(Page element annotations)
........

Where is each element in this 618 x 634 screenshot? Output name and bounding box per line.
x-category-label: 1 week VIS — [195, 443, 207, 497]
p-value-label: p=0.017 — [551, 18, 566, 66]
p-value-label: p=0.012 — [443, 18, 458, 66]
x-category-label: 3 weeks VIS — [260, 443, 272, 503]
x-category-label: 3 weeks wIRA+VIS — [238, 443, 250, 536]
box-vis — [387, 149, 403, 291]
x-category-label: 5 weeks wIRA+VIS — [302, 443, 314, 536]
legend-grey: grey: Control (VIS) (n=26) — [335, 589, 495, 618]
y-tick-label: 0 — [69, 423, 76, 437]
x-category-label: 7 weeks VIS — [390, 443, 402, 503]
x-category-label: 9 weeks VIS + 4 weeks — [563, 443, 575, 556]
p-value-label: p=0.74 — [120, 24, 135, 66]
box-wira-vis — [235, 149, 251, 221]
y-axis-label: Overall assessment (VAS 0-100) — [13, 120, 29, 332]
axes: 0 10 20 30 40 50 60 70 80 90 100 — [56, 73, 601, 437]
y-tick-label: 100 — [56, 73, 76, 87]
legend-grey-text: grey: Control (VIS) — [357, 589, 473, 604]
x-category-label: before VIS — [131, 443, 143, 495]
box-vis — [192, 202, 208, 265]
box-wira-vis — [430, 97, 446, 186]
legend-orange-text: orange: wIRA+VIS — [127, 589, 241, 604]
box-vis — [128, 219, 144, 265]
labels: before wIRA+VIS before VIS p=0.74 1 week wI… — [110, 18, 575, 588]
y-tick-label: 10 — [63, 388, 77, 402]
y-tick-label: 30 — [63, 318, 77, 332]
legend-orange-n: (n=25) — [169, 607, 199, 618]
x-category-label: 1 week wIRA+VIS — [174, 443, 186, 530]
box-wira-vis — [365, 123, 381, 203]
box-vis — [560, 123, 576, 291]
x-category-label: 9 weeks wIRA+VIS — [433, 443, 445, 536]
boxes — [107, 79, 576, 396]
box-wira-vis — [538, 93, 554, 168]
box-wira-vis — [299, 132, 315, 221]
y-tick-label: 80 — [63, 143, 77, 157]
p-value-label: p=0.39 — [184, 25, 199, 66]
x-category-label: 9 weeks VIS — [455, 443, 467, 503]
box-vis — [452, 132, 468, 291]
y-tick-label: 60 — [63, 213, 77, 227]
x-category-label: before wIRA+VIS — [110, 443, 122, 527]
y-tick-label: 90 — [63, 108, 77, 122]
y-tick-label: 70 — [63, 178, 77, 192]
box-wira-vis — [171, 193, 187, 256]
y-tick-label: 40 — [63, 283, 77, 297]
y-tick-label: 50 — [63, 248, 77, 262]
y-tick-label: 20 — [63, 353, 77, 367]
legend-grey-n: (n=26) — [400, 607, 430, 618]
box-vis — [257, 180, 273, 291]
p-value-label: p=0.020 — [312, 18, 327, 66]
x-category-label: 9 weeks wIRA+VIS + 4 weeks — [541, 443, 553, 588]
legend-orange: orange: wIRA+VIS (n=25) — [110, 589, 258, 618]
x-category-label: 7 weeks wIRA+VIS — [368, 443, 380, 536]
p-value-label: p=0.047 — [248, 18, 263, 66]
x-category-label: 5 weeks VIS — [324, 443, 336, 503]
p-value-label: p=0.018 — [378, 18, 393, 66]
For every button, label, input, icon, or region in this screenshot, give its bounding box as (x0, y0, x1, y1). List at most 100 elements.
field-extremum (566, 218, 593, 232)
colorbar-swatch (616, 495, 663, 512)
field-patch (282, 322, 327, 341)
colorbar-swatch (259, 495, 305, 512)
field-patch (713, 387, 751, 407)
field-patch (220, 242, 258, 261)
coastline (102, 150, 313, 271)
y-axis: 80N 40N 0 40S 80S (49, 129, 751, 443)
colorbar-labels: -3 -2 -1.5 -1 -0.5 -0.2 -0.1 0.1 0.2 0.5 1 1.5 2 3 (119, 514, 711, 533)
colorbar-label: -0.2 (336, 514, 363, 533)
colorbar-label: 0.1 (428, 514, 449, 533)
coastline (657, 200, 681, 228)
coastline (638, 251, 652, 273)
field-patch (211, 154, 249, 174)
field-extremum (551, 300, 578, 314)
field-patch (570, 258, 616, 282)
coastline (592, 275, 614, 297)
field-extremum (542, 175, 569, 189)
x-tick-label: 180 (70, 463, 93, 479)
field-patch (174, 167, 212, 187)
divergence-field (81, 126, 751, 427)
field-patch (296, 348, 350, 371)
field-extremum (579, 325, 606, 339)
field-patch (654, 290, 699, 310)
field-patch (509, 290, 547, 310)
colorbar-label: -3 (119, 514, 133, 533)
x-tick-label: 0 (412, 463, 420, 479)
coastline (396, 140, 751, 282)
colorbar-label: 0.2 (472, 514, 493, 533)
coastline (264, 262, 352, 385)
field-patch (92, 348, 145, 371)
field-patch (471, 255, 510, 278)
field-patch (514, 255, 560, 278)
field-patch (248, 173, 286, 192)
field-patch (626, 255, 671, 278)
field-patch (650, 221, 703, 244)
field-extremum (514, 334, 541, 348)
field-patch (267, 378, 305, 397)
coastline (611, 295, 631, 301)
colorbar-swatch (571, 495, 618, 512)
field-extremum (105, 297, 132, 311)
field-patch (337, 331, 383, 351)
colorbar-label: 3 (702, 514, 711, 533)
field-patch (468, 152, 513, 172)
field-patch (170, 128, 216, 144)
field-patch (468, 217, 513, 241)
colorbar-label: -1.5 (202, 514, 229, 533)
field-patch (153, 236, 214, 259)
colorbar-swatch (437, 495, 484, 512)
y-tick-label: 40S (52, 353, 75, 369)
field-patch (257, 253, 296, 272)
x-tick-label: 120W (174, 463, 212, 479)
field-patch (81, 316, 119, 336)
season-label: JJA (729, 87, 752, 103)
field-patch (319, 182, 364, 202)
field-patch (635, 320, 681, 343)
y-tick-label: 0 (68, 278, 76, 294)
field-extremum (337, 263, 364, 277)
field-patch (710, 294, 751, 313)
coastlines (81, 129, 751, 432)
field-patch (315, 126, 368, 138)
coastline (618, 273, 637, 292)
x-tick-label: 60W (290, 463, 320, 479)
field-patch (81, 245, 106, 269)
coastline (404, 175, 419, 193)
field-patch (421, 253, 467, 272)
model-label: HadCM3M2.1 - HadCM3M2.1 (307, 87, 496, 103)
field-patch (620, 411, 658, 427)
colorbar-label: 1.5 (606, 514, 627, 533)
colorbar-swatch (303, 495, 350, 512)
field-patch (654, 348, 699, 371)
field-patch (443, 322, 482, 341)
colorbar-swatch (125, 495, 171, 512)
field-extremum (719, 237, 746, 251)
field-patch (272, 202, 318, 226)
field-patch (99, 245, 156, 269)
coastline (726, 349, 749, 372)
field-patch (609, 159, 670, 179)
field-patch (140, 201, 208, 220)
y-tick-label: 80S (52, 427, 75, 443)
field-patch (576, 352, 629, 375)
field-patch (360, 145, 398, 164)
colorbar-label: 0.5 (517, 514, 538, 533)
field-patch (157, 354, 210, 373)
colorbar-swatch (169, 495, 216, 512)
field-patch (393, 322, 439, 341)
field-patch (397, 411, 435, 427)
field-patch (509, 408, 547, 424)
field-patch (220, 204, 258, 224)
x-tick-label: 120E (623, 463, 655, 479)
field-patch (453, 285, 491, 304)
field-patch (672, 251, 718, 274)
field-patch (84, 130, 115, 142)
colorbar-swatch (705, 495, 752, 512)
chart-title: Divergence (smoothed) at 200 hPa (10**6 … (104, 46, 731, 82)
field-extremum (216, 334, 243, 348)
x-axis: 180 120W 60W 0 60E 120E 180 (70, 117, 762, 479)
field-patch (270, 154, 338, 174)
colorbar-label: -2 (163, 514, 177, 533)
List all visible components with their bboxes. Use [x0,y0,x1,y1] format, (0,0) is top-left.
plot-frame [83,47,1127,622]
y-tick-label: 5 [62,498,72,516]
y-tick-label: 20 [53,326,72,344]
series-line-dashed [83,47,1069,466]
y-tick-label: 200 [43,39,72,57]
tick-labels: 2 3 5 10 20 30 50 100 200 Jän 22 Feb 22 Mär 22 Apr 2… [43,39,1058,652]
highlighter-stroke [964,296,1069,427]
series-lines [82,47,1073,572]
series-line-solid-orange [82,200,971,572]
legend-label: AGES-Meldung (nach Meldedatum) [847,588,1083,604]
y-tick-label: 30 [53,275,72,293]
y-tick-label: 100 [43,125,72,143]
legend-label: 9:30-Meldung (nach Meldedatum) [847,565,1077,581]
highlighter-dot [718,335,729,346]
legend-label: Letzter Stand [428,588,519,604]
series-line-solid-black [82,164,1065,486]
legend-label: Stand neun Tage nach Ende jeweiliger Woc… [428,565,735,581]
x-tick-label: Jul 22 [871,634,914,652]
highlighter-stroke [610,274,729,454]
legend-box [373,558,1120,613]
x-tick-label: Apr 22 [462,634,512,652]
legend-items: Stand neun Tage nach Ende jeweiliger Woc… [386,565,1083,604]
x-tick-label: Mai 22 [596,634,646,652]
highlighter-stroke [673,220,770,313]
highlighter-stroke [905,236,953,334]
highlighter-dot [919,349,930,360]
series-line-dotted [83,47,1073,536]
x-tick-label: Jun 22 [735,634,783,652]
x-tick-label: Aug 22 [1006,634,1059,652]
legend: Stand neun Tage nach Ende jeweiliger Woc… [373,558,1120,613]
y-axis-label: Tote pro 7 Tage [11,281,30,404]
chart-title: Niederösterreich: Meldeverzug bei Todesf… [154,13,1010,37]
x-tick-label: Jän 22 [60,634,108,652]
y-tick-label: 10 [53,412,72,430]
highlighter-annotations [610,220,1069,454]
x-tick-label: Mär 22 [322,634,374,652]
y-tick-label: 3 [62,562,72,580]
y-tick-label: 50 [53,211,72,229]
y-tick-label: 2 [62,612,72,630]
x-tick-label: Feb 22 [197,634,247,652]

........

How many lines of the listing contain the string "this"? Case counts, and the reply should be only the number.

▶ _TASK RESPONSE_: 2